Job: Show all lines from the listing below that contain "artikel".

Data for this exercise:
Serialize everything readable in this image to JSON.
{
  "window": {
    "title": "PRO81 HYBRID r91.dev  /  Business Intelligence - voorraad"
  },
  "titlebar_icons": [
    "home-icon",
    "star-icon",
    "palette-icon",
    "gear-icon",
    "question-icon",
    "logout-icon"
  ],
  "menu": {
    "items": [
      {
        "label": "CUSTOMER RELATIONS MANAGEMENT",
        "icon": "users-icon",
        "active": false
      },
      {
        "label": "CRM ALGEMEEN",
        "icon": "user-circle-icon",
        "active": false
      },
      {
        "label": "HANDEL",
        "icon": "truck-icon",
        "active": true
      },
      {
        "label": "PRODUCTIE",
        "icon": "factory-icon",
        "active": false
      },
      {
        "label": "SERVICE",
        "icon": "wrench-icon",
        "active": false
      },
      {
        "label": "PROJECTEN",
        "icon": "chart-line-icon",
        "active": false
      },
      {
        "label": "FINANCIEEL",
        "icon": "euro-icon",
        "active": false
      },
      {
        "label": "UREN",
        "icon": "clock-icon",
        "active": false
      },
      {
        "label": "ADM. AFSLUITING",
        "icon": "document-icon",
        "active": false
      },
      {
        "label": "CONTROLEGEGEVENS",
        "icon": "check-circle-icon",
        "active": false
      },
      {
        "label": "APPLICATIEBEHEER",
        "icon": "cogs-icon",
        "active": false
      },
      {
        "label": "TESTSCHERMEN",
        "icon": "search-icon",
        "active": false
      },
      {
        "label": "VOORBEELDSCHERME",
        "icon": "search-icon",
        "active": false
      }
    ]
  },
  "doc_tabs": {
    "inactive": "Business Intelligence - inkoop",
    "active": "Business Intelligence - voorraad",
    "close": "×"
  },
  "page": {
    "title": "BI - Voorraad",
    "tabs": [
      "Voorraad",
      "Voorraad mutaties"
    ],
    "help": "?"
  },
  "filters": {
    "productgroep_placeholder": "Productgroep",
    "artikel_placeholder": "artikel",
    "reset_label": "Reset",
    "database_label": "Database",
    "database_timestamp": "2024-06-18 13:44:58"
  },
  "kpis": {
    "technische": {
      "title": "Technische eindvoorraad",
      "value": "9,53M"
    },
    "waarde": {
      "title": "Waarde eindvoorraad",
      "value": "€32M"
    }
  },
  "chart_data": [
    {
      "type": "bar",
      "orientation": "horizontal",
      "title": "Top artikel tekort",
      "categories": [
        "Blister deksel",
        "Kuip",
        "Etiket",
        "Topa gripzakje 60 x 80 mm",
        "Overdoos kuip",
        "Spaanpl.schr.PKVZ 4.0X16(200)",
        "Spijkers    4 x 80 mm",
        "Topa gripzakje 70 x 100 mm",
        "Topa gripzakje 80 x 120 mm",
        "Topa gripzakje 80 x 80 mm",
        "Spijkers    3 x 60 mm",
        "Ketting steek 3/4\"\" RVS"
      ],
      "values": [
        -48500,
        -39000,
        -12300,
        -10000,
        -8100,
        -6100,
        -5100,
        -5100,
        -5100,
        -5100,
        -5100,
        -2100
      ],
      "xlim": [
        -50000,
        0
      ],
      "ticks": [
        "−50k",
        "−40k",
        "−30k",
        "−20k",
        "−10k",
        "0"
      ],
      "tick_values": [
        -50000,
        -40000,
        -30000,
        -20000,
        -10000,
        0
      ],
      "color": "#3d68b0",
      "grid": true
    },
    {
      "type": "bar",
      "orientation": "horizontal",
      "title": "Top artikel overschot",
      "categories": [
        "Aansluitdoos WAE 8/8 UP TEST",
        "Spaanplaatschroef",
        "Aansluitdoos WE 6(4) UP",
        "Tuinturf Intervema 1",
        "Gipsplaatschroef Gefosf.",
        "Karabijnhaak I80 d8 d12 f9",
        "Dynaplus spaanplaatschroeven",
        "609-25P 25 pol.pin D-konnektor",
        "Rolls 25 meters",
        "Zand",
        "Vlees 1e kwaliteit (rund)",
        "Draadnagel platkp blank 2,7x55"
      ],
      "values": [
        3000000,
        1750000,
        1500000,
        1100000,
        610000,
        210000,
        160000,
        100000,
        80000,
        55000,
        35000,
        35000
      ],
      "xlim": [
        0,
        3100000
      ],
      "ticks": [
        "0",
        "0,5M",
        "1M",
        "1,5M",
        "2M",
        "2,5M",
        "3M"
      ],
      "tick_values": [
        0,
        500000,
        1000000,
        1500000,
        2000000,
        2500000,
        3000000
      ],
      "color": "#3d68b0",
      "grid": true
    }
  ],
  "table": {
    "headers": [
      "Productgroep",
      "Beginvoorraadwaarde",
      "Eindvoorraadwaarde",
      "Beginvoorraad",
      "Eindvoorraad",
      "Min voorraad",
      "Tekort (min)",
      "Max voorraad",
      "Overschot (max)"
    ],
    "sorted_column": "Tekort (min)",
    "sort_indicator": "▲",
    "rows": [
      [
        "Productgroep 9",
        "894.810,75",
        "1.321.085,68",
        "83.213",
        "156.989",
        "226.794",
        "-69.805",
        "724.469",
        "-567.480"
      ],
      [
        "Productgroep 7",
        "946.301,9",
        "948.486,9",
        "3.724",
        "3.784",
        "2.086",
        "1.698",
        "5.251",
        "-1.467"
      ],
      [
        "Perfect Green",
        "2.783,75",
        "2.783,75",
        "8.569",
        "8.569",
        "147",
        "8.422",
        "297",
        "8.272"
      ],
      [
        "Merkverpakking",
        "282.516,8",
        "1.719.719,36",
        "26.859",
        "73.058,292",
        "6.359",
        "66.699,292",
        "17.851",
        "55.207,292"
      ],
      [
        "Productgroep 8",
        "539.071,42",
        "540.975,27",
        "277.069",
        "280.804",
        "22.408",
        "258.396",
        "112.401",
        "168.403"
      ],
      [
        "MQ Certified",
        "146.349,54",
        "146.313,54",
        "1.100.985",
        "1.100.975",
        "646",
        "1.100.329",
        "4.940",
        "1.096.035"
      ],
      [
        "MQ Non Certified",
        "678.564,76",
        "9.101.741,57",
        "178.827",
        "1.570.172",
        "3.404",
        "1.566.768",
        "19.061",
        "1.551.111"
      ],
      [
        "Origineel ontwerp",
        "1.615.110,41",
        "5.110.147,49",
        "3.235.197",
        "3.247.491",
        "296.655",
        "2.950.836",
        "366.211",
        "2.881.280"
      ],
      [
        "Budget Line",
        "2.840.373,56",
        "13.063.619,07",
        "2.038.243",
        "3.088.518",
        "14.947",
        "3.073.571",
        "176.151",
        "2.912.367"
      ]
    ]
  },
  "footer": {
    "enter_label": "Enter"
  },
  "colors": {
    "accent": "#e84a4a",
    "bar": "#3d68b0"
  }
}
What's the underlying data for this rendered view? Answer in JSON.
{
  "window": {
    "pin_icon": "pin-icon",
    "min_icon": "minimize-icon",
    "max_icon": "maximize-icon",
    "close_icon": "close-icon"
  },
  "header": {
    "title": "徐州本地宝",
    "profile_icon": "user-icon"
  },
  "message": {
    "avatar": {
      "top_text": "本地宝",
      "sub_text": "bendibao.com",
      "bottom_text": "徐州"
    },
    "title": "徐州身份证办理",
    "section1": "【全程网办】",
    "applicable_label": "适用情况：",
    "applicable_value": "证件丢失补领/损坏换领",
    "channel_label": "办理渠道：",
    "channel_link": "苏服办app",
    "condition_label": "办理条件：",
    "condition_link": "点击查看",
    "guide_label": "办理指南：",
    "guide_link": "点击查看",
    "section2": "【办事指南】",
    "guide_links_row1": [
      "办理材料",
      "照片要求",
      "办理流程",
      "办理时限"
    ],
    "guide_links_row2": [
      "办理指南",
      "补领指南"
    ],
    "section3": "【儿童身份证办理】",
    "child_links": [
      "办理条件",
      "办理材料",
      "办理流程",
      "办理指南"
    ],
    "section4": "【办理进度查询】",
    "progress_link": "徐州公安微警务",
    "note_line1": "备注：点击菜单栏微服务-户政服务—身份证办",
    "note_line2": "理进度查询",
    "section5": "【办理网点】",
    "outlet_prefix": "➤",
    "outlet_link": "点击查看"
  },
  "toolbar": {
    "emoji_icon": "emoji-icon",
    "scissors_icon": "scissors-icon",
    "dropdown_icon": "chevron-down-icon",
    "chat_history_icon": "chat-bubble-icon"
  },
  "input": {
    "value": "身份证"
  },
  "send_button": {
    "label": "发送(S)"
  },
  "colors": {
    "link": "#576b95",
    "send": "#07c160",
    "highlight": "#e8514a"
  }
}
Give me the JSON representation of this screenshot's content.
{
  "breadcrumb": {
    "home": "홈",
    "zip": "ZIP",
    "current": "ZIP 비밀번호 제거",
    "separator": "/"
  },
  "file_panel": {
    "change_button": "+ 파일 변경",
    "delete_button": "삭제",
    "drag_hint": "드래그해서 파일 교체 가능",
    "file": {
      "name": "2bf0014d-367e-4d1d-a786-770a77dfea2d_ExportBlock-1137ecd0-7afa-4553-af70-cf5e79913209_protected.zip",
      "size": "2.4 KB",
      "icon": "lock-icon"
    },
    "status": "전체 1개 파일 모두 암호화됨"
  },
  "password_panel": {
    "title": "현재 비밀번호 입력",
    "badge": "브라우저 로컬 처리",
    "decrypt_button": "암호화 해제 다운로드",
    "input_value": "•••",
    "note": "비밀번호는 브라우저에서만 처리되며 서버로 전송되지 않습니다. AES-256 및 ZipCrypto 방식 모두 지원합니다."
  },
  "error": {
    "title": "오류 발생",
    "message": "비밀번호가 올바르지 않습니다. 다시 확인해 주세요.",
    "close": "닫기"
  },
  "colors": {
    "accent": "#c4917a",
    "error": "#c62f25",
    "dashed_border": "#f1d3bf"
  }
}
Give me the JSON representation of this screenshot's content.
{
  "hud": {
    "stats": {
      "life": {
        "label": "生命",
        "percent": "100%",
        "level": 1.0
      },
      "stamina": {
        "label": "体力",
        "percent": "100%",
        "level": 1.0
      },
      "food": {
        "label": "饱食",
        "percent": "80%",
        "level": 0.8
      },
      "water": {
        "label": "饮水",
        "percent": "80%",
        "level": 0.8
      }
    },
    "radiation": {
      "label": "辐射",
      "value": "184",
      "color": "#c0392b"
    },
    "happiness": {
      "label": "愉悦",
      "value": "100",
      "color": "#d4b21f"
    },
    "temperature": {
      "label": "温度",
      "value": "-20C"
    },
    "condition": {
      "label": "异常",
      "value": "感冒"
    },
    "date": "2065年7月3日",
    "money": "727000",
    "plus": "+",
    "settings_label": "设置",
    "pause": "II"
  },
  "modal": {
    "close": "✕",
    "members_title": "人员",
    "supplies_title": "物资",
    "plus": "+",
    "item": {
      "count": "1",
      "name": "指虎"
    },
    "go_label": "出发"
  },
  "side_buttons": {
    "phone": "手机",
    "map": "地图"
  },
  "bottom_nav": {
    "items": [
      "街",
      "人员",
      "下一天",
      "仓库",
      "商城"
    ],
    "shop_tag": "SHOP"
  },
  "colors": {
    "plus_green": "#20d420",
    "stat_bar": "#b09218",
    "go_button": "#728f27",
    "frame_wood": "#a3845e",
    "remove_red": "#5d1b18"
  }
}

Task solution:
    "artikel_placeholder": "artikel",
      "title": "Top artikel tekort",
      "title": "Top artikel overschot",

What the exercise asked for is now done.